** Begin DATA EXCERPTS **

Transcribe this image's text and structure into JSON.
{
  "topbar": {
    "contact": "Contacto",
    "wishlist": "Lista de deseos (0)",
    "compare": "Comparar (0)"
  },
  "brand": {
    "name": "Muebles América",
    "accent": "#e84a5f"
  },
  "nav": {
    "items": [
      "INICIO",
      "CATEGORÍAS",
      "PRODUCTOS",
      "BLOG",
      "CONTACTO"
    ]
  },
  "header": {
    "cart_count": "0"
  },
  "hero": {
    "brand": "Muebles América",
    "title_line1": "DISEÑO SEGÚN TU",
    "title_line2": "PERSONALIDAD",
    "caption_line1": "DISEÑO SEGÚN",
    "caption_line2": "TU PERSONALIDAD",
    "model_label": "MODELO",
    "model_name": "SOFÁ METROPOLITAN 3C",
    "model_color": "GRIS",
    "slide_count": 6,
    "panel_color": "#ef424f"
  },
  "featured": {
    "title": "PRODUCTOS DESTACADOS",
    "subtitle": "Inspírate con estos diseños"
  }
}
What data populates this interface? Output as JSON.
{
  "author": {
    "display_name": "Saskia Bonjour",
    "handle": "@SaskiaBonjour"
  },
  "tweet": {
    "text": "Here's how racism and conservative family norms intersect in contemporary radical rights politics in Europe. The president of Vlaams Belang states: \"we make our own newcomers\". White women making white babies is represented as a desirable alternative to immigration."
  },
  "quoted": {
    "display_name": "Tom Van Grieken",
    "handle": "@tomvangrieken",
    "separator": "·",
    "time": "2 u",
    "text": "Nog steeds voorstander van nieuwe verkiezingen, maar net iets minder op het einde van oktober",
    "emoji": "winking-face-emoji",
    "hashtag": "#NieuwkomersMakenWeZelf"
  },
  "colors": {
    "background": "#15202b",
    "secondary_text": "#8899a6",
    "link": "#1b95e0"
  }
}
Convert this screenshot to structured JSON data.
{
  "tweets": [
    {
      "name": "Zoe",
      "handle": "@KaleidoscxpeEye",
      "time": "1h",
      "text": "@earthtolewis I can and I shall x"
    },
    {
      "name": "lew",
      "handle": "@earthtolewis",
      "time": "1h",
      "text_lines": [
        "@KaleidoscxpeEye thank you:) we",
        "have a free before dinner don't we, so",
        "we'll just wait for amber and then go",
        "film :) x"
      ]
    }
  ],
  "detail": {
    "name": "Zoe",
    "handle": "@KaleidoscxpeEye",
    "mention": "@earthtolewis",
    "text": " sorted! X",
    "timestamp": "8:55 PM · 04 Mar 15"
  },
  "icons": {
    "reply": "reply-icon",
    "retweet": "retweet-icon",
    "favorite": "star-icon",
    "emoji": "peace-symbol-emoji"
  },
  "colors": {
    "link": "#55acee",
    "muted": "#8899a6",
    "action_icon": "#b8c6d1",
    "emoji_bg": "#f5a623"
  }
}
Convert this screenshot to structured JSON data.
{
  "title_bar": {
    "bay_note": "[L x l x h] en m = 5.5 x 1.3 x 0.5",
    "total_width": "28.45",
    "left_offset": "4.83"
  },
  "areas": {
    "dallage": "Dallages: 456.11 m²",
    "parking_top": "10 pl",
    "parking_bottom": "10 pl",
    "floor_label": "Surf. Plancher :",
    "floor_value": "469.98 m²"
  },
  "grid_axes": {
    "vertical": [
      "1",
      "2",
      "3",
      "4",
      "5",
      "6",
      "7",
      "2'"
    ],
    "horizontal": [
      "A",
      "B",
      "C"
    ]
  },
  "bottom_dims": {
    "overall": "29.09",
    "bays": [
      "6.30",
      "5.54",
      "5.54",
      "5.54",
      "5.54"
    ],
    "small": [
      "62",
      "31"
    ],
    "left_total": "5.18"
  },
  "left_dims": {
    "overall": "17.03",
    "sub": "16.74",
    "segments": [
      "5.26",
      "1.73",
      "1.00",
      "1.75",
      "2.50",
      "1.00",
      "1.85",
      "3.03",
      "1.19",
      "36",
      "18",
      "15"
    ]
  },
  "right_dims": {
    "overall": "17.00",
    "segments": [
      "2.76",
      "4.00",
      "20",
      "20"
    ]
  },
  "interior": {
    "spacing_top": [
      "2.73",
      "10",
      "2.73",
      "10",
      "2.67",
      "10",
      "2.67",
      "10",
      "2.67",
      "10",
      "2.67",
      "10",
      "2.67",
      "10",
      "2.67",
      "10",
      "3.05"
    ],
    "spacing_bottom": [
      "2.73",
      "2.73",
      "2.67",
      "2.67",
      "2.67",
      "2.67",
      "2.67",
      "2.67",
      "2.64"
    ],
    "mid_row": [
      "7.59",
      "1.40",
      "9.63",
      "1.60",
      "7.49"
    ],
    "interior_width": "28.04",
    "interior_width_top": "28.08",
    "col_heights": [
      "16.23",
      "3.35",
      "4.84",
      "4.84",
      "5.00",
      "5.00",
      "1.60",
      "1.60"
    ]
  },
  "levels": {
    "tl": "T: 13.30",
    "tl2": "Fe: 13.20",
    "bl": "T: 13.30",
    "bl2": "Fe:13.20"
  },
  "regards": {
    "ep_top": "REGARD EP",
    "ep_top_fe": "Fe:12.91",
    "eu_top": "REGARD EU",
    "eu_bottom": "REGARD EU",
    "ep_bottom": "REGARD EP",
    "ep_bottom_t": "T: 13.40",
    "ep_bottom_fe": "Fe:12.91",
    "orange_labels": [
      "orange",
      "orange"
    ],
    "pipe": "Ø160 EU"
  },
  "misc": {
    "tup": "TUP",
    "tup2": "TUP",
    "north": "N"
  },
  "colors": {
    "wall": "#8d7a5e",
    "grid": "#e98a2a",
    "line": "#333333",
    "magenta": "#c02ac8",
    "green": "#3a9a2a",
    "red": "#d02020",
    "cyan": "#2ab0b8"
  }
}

** End DATA EXCERPTS **

Set down all of the data above, word for word.

- OUTPUT OF THE TASK
Transcribe this image's text and structure into JSON.
{
  "topbar": {
    "contact": "Contacto",
    "wishlist": "Lista de deseos (0)",
    "compare": "Comparar (0)"
  },
  "brand": {
    "name": "Muebles América",
    "accent": "#e84a5f"
  },
  "nav": {
    "items": [
      "INICIO",
      "CATEGORÍAS",
      "PRODUCTOS",
      "BLOG",
      "CONTACTO"
    ]
  },
  "header": {
    "cart_count": "0"
  },
  "hero": {
    "brand": "Muebles América",
    "title_line1": "DISEÑO SEGÚN TU",
    "title_line2": "PERSONALIDAD",
    "caption_line1": "DISEÑO SEGÚN",
    "caption_line2": "TU PERSONALIDAD",
    "model_label": "MODELO",
    "model_name": "SOFÁ METROPOLITAN 3C",
    "model_color": "GRIS",
    "slide_count": 6,
    "panel_color": "#ef424f"
  },
  "featured": {
    "title": "PRODUCTOS DESTACADOS",
    "subtitle": "Inspírate con estos diseños"
  }
}
What data populates this interface? Output as JSON.
{
  "author": {
    "display_name": "Saskia Bonjour",
    "handle": "@SaskiaBonjour"
  },
  "tweet": {
    "text": "Here's how racism and conservative family norms intersect in contemporary radical rights politics in Europe. The president of Vlaams Belang states: \"we make our own newcomers\". White women making white babies is represented as a desirable alternative to immigration."
  },
  "quoted": {
    "display_name": "Tom Van Grieken",
    "handle": "@tomvangrieken",
    "separator": "·",
    "time": "2 u",
    "text": "Nog steeds voorstander van nieuwe verkiezingen, maar net iets minder op het einde van oktober",
    "emoji": "winking-face-emoji",
    "hashtag": "#NieuwkomersMakenWeZelf"
  },
  "colors": {
    "background": "#15202b",
    "secondary_text": "#8899a6",
    "link": "#1b95e0"
  }
}
Convert this screenshot to structured JSON data.
{
  "tweets": [
    {
      "name": "Zoe",
      "handle": "@KaleidoscxpeEye",
      "time": "1h",
      "text": "@earthtolewis I can and I shall x"
    },
    {
      "name": "lew",
      "handle": "@earthtolewis",
      "time": "1h",
      "text_lines": [
        "@KaleidoscxpeEye thank you:) we",
        "have a free before dinner don't we, so",
        "we'll just wait for amber and then go",
        "film :) x"
      ]
    }
  ],
  "detail": {
    "name": "Zoe",
    "handle": "@KaleidoscxpeEye",
    "mention": "@earthtolewis",
    "text": " sorted! X",
    "timestamp": "8:55 PM · 04 Mar 15"
  },
  "icons": {
    "reply": "reply-icon",
    "retweet": "retweet-icon",
    "favorite": "star-icon",
    "emoji": "peace-symbol-emoji"
  },
  "colors": {
    "link": "#55acee",
    "muted": "#8899a6",
    "action_icon": "#b8c6d1",
    "emoji_bg": "#f5a623"
  }
}
Convert this screenshot to structured JSON data.
{
  "title_bar": {
    "bay_note": "[L x l x h] en m = 5.5 x 1.3 x 0.5",
    "total_width": "28.45",
    "left_offset": "4.83"
  },
  "areas": {
    "dallage": "Dallages: 456.11 m²",
    "parking_top": "10 pl",
    "parking_bottom": "10 pl",
    "floor_label": "Surf. Plancher :",
    "floor_value": "469.98 m²"
  },
  "grid_axes": {
    "vertical": [
      "1",
      "2",
      "3",
      "4",
      "5",
      "6",
      "7",
      "2'"
    ],
    "horizontal": [
      "A",
      "B",
      "C"
    ]
  },
  "bottom_dims": {
    "overall": "29.09",
    "bays": [
      "6.30",
      "5.54",
      "5.54",
      "5.54",
      "5.54"
    ],
    "small": [
      "62",
      "31"
    ],
    "left_total": "5.18"
  },
  "left_dims": {
    "overall": "17.03",
    "sub": "16.74",
    "segments": [
      "5.26",
      "1.73",
      "1.00",
      "1.75",
      "2.50",
      "1.00",
      "1.85",
      "3.03",
      "1.19",
      "36",
      "18",
      "15"
    ]
  },
  "right_dims": {
    "overall": "17.00",
    "segments": [
      "2.76",
      "4.00",
      "20",
      "20"
    ]
  },
  "interior": {
    "spacing_top": [
      "2.73",
      "10",
      "2.73",
      "10",
      "2.67",
      "10",
      "2.67",
      "10",
      "2.67",
      "10",
      "2.67",
      "10",
      "2.67",
      "10",
      "2.67",
      "10",
      "3.05"
    ],
    "spacing_bottom": [
      "2.73",
      "2.73",
      "2.67",
      "2.67",
      "2.67",
      "2.67",
      "2.67",
      "2.67",
      "2.64"
    ],
    "mid_row": [
      "7.59",
      "1.40",
      "9.63",
      "1.60",
      "7.49"
    ],
    "interior_width": "28.04",
    "interior_width_top": "28.08",
    "col_heights": [
      "16.23",
      "3.35",
      "4.84",
      "4.84",
      "5.00",
      "5.00",
      "1.60",
      "1.60"
    ]
  },
  "levels": {
    "tl": "T: 13.30",
    "tl2": "Fe: 13.20",
    "bl": "T: 13.30",
    "bl2": "Fe:13.20"
  },
  "regards": {
    "ep_top": "REGARD EP",
    "ep_top_fe": "Fe:12.91",
    "eu_top": "REGARD EU",
    "eu_bottom": "REGARD EU",
    "ep_bottom": "REGARD EP",
    "ep_bottom_t": "T: 13.40",
    "ep_bottom_fe": "Fe:12.91",
    "orange_labels": [
      "orange",
      "orange"
    ],
    "pipe": "Ø160 EU"
  },
  "misc": {
    "tup": "TUP",
    "tup2": "TUP",
    "north": "N"
  },
  "colors": {
    "wall": "#8d7a5e",
    "grid": "#e98a2a",
    "line": "#333333",
    "magenta": "#c02ac8",
    "green": "#3a9a2a",
    "red": "#d02020",
    "cyan": "#2ab0b8"
  }
}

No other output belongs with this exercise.